_Records from a data source_.
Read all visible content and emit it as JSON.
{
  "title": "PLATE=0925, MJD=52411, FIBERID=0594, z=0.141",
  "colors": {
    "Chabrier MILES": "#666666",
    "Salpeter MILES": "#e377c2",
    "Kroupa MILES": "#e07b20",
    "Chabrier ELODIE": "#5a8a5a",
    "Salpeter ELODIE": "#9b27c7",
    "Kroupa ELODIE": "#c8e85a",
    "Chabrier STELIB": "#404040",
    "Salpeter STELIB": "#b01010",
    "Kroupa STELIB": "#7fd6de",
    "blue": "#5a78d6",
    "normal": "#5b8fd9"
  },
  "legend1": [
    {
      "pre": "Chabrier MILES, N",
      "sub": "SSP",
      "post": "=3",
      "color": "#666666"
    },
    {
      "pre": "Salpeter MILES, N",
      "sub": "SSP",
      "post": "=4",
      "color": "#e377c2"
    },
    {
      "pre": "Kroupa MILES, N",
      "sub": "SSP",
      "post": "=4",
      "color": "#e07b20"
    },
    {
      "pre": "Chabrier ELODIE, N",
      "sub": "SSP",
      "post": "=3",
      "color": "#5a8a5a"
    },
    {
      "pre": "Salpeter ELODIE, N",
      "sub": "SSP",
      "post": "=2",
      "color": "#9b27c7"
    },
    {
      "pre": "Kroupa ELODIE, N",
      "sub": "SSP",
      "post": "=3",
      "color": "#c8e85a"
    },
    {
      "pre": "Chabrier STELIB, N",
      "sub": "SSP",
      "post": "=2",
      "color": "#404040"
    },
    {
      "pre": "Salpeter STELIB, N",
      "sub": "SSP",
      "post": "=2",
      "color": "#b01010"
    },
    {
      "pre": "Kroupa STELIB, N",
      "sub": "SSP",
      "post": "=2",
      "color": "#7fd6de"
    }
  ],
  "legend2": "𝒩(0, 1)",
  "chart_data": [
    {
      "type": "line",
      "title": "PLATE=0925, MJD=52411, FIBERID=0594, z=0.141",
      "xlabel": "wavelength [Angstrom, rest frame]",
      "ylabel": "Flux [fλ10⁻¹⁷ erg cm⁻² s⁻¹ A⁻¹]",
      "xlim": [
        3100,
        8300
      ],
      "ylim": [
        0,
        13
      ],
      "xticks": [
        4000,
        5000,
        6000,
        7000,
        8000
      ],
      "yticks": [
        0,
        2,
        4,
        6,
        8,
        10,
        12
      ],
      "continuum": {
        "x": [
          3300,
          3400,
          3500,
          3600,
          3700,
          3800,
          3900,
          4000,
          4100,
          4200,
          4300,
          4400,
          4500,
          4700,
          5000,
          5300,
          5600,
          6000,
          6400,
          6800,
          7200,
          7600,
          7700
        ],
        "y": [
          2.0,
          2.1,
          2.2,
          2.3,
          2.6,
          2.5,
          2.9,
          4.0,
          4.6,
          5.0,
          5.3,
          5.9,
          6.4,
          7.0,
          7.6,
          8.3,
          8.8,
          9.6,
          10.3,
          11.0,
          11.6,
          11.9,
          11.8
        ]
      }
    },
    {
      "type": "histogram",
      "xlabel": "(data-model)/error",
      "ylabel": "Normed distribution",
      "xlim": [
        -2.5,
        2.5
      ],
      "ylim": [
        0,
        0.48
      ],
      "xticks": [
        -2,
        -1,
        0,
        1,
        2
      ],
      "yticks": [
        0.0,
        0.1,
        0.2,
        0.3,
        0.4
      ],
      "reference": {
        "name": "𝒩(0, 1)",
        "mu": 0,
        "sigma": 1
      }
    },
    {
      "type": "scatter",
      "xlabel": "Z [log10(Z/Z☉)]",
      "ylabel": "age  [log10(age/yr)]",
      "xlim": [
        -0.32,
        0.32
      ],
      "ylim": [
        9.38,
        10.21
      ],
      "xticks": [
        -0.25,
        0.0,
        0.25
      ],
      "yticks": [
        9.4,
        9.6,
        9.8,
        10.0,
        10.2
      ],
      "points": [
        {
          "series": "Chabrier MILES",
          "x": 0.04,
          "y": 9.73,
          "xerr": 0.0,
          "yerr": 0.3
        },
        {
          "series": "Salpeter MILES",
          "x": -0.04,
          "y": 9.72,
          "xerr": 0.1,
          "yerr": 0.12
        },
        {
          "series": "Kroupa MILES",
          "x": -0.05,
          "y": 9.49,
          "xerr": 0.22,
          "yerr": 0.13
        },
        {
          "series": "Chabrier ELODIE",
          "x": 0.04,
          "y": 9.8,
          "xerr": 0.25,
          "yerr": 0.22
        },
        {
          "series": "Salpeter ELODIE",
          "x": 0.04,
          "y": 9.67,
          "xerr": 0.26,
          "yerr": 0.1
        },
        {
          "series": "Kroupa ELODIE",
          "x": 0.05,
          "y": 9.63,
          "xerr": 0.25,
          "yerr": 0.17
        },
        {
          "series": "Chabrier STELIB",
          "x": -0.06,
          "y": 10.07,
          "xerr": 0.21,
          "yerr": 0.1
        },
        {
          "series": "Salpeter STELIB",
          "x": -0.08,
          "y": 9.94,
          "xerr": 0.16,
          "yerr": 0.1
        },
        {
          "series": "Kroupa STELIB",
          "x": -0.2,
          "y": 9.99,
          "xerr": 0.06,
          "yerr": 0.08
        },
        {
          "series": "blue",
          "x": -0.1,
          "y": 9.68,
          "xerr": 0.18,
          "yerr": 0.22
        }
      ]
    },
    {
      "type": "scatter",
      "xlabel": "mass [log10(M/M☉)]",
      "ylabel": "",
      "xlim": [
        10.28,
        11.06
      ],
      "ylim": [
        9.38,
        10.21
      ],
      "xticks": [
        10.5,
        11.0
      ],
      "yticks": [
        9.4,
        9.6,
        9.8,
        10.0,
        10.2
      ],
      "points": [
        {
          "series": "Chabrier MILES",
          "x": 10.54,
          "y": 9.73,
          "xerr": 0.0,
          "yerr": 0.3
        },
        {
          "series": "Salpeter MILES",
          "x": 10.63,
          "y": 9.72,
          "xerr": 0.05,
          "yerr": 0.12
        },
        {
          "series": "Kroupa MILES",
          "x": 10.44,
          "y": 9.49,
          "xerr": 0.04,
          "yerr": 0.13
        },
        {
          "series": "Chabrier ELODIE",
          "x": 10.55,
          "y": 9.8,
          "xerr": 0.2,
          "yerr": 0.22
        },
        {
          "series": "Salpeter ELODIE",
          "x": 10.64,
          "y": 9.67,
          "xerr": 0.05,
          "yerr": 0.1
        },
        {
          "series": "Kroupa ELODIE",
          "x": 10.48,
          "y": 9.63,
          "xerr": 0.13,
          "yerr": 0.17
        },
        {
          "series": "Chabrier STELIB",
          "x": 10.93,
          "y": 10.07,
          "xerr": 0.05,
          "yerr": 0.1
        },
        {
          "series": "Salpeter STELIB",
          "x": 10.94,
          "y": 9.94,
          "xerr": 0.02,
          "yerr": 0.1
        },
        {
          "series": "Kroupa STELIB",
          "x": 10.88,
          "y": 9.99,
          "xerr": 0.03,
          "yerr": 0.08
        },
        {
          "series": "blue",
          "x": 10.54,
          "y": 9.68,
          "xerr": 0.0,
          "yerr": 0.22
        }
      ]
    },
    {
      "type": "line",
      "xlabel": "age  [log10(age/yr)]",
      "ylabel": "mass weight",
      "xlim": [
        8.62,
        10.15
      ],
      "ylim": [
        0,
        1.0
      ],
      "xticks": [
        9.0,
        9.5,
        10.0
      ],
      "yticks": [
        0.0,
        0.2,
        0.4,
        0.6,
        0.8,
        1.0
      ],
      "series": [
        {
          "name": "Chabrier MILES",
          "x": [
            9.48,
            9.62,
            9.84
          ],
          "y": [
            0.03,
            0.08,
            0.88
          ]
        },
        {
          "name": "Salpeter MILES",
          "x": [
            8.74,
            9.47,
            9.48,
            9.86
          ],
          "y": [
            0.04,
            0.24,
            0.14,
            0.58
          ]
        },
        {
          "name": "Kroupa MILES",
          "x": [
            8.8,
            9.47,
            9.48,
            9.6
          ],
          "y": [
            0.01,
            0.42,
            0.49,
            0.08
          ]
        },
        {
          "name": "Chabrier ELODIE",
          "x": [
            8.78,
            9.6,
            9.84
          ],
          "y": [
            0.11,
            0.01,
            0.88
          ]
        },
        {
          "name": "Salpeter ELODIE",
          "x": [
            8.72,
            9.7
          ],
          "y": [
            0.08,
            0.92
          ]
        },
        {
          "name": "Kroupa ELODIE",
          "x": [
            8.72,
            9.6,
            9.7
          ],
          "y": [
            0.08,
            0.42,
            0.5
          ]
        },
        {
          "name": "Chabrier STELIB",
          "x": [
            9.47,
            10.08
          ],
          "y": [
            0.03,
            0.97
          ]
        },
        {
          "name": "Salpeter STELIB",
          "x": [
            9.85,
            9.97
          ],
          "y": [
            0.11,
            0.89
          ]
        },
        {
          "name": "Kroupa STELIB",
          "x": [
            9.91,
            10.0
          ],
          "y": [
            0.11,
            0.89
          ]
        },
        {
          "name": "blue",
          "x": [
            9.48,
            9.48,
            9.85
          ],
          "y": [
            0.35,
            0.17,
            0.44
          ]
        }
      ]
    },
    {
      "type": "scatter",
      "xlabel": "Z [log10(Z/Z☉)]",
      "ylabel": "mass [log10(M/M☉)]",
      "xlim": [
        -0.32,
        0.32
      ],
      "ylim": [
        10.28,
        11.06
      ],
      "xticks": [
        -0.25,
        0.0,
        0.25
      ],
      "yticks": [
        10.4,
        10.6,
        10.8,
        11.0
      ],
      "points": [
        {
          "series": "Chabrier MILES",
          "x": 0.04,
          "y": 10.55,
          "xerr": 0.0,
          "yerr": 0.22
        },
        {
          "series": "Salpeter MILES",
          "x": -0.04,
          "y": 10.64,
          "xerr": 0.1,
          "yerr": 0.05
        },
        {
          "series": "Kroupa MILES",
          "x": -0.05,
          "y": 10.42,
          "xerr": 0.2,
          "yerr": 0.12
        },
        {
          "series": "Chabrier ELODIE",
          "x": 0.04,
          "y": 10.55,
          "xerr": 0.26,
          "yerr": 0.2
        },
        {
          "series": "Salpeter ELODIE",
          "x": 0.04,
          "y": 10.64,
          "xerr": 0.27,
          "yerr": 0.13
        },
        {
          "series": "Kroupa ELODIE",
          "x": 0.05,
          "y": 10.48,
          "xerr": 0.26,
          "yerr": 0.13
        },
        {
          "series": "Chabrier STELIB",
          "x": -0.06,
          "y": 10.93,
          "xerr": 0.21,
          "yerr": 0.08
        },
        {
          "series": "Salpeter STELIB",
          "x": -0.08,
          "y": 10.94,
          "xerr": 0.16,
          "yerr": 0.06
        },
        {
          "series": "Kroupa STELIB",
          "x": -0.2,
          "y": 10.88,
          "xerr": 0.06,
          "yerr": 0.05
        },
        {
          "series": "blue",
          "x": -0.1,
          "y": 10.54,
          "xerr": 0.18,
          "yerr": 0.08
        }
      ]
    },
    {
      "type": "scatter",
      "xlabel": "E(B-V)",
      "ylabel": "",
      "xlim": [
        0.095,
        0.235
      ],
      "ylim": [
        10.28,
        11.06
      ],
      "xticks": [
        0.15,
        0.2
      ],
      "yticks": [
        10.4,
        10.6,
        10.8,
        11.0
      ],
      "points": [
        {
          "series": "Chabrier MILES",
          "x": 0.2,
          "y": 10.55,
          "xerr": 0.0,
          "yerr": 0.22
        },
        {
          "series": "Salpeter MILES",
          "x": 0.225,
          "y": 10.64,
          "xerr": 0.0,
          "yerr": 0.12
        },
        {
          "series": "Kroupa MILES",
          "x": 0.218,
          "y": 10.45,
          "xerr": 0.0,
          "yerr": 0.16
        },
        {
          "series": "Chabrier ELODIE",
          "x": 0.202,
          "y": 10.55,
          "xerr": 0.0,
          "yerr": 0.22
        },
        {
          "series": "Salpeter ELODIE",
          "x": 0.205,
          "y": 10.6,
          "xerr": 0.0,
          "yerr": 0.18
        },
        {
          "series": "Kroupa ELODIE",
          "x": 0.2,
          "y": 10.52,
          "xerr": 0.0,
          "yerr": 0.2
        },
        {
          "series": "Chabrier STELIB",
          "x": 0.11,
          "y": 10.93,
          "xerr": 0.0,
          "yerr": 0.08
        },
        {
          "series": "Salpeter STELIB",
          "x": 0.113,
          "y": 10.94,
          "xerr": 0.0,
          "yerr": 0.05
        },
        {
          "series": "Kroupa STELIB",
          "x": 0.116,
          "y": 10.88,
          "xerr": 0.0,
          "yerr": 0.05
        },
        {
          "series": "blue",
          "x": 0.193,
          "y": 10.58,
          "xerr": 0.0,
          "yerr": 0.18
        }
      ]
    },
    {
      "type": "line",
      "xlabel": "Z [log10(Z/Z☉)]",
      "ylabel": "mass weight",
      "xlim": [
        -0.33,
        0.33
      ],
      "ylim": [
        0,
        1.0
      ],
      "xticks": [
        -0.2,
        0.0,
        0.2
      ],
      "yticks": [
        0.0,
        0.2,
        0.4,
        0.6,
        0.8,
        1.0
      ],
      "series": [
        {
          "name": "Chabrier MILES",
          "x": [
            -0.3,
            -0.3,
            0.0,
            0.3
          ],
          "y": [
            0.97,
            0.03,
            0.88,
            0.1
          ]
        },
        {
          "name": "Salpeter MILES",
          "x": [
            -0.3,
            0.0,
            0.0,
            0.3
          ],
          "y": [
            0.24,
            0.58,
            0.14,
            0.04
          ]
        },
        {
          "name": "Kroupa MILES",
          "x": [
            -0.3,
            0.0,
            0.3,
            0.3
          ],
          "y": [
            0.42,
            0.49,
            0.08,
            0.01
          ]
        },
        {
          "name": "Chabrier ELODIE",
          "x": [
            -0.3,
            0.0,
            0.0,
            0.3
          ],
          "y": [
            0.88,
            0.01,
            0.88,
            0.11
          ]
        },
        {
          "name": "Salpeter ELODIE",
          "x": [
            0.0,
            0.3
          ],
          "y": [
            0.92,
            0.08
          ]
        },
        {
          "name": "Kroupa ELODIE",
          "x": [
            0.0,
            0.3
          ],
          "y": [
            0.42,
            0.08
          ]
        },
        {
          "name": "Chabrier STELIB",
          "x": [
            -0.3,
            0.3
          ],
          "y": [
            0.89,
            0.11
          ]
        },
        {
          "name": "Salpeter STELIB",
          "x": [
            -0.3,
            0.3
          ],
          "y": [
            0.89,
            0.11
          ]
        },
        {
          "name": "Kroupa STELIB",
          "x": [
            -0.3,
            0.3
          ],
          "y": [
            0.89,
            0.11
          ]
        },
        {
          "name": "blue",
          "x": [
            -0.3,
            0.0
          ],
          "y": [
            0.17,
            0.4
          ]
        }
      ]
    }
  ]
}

_Problem requirements_.
Report the number of lines in the entries above that include the string "mass". Give nothing but the number.

_Exercise solution_.
4